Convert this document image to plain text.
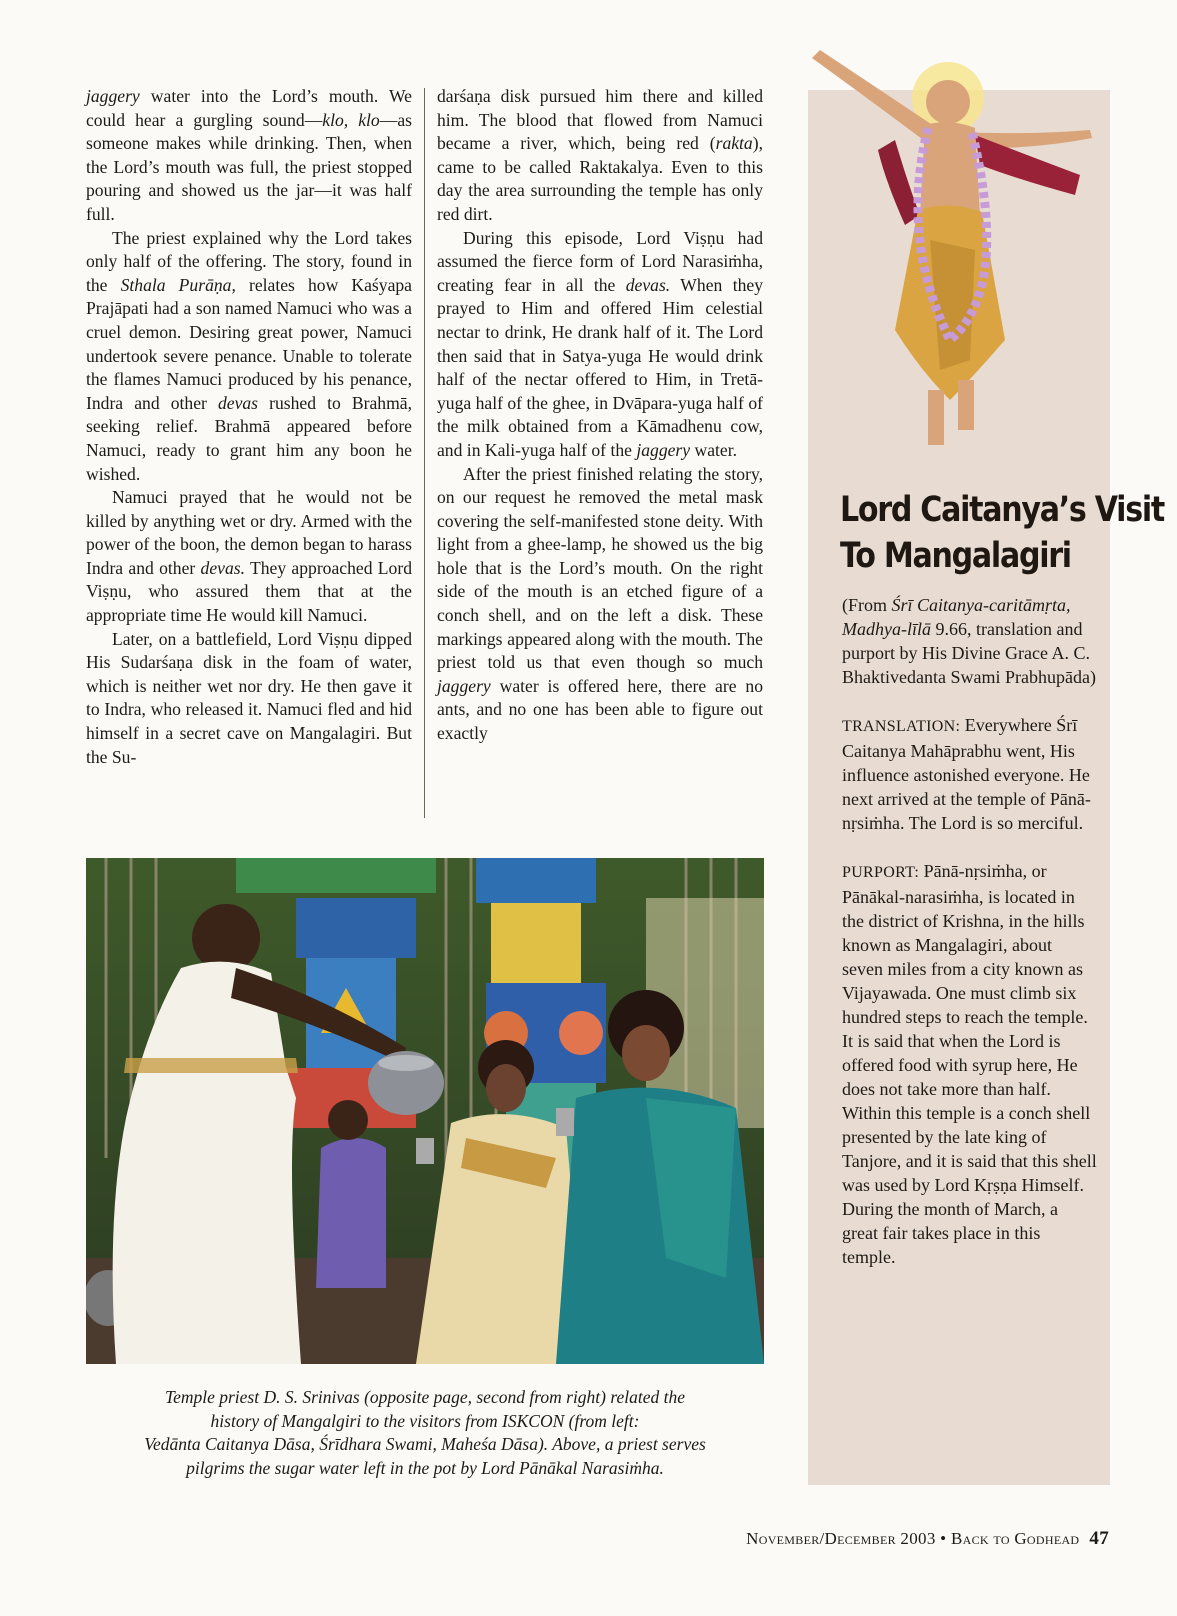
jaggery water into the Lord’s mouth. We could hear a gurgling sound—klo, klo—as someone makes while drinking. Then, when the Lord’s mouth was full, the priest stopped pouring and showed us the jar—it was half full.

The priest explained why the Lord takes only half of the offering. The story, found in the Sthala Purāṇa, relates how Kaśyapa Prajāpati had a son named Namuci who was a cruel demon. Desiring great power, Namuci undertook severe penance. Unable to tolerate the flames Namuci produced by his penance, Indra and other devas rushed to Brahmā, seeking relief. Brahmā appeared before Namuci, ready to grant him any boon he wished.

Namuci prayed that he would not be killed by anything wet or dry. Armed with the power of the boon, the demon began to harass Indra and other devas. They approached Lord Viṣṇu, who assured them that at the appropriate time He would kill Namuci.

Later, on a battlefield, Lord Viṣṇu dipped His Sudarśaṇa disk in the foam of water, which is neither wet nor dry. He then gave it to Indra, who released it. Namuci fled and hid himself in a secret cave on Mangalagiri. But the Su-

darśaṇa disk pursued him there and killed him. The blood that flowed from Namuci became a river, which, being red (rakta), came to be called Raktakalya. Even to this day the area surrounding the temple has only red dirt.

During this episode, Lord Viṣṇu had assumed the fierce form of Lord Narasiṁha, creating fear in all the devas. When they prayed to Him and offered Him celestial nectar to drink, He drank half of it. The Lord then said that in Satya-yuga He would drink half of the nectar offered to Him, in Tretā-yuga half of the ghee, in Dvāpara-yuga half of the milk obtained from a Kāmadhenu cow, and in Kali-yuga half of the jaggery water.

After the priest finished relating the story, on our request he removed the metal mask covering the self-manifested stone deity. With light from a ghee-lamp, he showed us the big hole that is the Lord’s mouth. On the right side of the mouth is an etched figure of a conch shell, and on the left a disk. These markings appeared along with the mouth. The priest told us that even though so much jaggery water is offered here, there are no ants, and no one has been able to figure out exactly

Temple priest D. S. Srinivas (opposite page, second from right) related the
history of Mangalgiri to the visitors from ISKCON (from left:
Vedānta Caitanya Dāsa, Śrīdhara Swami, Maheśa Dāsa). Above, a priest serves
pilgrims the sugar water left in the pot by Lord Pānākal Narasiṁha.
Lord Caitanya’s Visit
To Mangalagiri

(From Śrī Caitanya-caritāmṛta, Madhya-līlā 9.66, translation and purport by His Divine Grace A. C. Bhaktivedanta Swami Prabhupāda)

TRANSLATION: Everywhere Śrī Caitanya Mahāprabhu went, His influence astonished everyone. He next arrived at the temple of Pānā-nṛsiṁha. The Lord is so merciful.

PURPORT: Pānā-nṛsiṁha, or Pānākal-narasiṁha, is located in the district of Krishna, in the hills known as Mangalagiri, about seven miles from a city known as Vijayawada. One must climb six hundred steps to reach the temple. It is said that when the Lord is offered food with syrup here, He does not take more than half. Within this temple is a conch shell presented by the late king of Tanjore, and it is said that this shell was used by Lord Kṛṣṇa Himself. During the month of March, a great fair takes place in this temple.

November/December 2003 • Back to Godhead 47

...

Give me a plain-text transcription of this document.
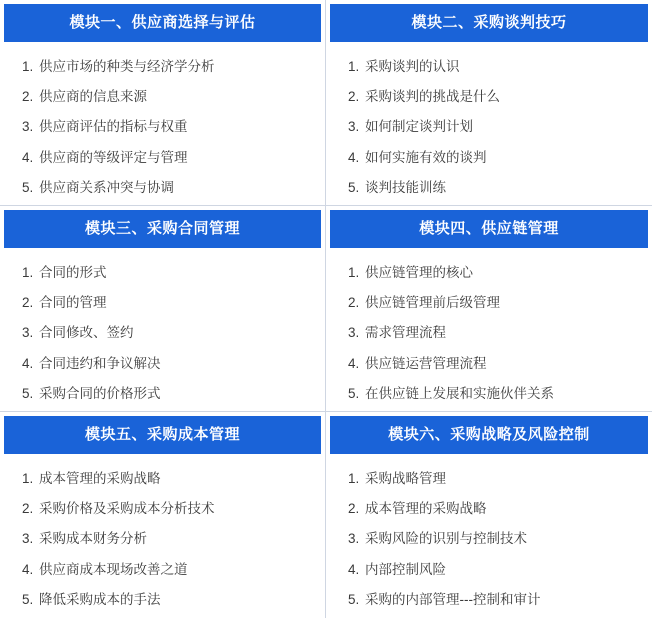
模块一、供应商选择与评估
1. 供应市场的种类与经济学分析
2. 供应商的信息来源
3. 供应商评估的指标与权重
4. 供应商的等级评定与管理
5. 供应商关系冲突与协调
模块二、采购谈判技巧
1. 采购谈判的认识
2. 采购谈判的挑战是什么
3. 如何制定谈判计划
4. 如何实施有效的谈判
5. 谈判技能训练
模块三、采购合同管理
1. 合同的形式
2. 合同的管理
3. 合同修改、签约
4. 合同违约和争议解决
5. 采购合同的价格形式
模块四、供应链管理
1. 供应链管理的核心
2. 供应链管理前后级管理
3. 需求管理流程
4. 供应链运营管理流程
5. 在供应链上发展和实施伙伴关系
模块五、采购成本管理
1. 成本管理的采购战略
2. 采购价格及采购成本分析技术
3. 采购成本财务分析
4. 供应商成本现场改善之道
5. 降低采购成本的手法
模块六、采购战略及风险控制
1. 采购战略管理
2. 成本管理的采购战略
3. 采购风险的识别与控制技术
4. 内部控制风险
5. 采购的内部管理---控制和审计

* * *

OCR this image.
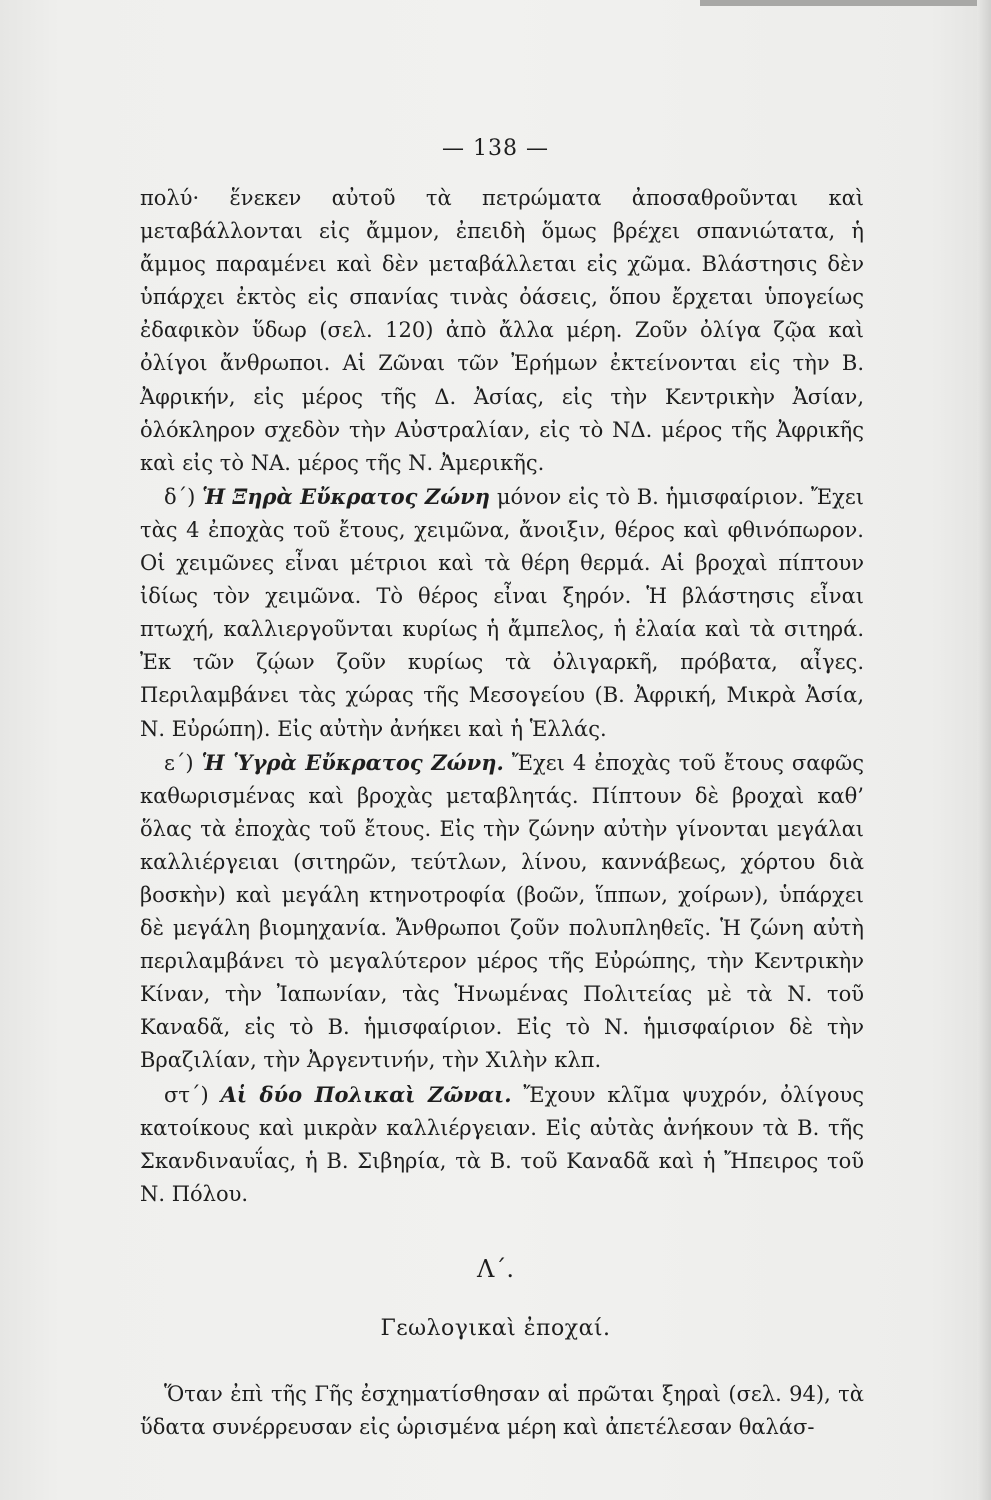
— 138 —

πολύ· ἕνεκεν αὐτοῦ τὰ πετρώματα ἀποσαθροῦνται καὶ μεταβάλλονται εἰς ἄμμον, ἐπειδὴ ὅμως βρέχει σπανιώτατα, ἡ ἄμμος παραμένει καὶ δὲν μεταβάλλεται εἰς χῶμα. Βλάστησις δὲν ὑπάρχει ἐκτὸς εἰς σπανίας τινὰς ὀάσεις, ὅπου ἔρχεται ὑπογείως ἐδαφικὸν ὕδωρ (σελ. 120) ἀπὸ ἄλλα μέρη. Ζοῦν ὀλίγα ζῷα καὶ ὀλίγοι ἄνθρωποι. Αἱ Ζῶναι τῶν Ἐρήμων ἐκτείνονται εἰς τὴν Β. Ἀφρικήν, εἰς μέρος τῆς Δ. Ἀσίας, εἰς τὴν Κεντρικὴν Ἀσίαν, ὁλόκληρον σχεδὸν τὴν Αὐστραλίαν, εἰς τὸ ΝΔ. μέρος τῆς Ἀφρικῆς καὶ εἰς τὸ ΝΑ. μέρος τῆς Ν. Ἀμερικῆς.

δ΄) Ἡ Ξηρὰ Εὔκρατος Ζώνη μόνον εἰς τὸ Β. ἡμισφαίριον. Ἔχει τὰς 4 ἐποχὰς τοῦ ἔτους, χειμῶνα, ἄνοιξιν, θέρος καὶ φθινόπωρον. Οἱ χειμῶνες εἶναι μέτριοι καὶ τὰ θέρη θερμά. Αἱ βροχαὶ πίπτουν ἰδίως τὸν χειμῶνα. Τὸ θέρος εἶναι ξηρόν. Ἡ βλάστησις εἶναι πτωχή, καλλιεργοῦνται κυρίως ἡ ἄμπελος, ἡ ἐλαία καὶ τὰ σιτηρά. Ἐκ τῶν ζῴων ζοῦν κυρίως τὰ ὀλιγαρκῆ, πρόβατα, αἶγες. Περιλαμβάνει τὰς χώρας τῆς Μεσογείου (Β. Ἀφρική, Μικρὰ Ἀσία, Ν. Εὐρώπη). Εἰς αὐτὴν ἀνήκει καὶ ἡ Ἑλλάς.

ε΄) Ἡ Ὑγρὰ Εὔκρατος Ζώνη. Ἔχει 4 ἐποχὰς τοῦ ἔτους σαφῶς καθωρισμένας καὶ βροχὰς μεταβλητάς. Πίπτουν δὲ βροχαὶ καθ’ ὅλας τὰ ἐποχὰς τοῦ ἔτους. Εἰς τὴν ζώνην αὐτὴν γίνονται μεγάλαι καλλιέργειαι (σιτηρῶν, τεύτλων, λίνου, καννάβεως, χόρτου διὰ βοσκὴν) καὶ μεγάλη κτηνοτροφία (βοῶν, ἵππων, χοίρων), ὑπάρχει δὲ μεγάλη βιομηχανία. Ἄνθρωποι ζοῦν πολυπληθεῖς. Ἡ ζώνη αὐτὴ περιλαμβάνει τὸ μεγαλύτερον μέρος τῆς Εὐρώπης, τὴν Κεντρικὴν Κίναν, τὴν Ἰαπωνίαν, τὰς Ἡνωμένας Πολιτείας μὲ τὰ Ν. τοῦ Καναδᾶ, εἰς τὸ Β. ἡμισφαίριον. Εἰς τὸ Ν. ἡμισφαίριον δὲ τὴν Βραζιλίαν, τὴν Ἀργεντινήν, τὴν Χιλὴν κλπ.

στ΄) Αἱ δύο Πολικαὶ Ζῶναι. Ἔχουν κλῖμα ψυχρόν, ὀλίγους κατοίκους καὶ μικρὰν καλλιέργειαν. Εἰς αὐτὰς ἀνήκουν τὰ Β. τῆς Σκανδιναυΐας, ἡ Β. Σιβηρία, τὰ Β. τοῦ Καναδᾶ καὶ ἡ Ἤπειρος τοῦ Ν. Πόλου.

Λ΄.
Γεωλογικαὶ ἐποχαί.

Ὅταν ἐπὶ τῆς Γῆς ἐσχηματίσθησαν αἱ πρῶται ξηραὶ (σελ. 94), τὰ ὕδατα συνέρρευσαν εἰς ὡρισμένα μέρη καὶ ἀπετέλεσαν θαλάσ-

■ TO BE DONE ■
Return each line with "Caitanya".

■ ANSWER IN FULL ■
Vedānta Caitanya Dāsa, Śrīdhara Swami, Maheśa Dāsa). Above, a priest serves
Lord Caitanya’s Visit
(From Śrī Caitanya-caritāmṛta, Madhya-līlā 9.66, translation and purport by His Divine Grace A. C. Bhaktivedanta Swami Prabhupāda)
TRANSLATION: Everywhere Śrī Caitanya Mahāprabhu went, His influence astonished everyone. He next arrived at the temple of Pānā-nṛsiṁha. The Lord is so merciful.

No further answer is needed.